DIRECTIONS FOR THIS TASK :: Within the records below, find each line that holds the string "background", then copy it.

Entries from a dataset ::
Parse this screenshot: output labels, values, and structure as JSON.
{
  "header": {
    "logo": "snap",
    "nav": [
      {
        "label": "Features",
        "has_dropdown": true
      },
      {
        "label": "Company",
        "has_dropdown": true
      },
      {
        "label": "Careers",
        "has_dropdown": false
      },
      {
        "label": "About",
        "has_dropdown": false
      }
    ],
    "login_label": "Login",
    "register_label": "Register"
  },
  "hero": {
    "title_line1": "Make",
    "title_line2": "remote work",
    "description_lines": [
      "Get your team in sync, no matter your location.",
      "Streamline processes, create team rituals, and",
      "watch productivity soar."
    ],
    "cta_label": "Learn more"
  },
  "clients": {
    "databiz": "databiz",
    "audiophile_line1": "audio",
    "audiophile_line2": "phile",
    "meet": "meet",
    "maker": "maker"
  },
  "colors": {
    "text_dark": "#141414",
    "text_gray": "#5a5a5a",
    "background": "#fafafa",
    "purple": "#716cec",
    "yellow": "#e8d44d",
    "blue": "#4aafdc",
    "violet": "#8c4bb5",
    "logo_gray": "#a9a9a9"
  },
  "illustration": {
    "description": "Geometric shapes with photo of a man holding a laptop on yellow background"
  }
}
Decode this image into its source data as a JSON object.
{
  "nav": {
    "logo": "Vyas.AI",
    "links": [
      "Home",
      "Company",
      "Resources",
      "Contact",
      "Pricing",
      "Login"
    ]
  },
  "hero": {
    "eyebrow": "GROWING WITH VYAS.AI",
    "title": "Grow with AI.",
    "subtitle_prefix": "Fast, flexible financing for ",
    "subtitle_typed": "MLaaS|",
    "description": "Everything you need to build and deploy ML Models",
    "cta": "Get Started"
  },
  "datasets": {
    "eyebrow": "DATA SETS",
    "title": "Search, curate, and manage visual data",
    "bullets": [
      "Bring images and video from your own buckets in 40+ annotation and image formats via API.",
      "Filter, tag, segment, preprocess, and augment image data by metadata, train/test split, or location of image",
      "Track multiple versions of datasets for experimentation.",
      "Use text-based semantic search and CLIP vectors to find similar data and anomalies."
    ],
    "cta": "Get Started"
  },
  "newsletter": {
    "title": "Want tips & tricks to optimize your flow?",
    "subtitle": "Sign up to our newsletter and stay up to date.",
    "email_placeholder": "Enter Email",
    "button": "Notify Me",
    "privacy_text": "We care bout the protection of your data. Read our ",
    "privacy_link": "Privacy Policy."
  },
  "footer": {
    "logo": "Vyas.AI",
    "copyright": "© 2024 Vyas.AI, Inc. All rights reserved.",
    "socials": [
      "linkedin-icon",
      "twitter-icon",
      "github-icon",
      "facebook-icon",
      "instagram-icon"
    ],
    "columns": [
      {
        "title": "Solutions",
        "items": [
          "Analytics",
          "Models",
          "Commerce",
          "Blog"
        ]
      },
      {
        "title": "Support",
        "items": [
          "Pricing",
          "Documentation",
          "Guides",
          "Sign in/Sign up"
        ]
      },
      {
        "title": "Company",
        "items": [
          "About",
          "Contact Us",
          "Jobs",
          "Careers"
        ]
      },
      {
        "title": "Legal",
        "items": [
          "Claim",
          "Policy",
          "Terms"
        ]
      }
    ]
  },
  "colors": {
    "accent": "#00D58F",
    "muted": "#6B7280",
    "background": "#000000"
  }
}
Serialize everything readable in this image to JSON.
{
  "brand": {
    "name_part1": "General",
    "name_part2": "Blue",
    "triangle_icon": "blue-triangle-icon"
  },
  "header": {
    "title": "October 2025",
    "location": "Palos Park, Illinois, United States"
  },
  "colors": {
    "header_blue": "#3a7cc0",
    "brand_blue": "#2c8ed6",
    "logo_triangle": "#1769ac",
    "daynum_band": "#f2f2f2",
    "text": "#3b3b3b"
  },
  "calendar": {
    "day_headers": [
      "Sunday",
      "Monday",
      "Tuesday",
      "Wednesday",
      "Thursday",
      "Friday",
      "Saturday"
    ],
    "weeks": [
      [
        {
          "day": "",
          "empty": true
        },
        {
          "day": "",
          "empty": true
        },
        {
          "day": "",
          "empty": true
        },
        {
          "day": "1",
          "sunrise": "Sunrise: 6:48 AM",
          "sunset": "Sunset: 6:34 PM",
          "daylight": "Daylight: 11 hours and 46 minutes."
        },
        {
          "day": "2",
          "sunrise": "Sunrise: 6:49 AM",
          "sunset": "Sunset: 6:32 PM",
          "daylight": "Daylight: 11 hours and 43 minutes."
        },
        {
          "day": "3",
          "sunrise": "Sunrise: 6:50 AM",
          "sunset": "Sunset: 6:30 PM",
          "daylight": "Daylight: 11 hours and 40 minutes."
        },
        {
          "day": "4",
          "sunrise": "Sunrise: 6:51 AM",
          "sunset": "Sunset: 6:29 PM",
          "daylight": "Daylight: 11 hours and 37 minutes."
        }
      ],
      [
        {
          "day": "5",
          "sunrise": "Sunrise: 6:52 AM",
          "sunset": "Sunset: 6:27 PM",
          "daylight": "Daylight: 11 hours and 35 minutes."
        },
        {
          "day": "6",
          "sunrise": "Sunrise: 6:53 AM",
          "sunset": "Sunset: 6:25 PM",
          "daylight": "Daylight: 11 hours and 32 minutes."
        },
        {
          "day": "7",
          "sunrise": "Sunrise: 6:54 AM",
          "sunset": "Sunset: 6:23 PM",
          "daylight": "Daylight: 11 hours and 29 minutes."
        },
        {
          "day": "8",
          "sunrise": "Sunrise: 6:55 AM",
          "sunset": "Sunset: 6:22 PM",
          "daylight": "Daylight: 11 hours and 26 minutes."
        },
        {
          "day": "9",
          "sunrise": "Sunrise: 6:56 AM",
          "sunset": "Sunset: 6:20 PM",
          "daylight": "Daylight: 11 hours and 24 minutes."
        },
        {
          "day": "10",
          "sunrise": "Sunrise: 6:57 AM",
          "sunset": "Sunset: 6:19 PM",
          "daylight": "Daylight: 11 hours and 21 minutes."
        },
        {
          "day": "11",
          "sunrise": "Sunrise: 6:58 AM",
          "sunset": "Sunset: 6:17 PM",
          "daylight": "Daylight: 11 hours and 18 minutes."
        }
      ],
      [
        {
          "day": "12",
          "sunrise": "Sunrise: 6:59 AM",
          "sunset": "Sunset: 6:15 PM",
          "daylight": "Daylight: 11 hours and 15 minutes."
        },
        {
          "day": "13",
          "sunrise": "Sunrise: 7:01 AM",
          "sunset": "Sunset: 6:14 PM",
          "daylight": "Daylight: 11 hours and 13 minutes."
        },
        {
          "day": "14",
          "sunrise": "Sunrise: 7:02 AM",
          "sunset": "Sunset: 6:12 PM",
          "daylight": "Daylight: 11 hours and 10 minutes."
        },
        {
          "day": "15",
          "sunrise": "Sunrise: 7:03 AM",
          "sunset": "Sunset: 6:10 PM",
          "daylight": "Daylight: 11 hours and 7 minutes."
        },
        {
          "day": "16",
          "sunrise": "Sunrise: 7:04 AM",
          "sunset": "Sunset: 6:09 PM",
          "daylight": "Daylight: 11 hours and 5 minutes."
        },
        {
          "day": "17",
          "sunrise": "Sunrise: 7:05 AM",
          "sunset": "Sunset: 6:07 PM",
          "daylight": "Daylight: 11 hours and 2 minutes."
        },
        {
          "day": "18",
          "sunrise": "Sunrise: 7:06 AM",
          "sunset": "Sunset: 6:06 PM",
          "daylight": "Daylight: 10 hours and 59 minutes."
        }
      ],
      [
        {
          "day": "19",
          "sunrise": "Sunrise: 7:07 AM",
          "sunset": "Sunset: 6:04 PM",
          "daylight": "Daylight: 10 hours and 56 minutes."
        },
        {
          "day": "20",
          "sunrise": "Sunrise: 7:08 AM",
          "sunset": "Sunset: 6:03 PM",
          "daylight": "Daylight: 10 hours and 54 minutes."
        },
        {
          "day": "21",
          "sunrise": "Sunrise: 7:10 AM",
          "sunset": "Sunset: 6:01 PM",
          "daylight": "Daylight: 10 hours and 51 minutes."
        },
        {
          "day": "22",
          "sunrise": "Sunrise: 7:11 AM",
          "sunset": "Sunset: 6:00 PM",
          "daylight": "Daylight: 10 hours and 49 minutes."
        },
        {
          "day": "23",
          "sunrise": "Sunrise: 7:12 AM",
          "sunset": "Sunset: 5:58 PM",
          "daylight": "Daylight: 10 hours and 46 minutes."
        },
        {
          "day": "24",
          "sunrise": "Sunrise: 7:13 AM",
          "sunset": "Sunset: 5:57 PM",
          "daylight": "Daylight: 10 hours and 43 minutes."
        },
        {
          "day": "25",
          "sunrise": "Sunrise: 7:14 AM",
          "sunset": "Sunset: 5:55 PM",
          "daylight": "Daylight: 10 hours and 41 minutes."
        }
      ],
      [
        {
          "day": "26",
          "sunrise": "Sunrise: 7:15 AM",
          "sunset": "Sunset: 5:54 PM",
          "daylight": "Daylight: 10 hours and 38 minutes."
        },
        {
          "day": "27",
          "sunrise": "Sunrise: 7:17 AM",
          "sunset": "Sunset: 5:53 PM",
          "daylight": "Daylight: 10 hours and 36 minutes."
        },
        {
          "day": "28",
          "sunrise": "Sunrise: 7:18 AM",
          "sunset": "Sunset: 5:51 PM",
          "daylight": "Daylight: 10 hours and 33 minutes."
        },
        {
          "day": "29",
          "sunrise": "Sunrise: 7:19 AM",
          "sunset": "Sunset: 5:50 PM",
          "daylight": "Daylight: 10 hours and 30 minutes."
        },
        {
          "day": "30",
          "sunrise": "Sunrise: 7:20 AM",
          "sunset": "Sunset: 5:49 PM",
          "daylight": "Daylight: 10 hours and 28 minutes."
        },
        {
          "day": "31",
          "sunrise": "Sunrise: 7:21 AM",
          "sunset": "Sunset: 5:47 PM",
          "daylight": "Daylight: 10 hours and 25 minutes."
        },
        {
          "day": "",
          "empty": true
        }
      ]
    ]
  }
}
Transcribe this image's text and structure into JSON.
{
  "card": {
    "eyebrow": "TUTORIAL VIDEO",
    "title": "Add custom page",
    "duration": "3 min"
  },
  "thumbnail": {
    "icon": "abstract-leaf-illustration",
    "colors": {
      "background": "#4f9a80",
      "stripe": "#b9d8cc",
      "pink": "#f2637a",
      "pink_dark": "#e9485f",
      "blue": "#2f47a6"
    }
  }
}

CORRECT RESPONSE ::
    "background": "#fafafa",
    "description": "Geometric shapes with photo of a man holding a laptop on yellow background"
    "background": "#000000"
      "background": "#4f9a80",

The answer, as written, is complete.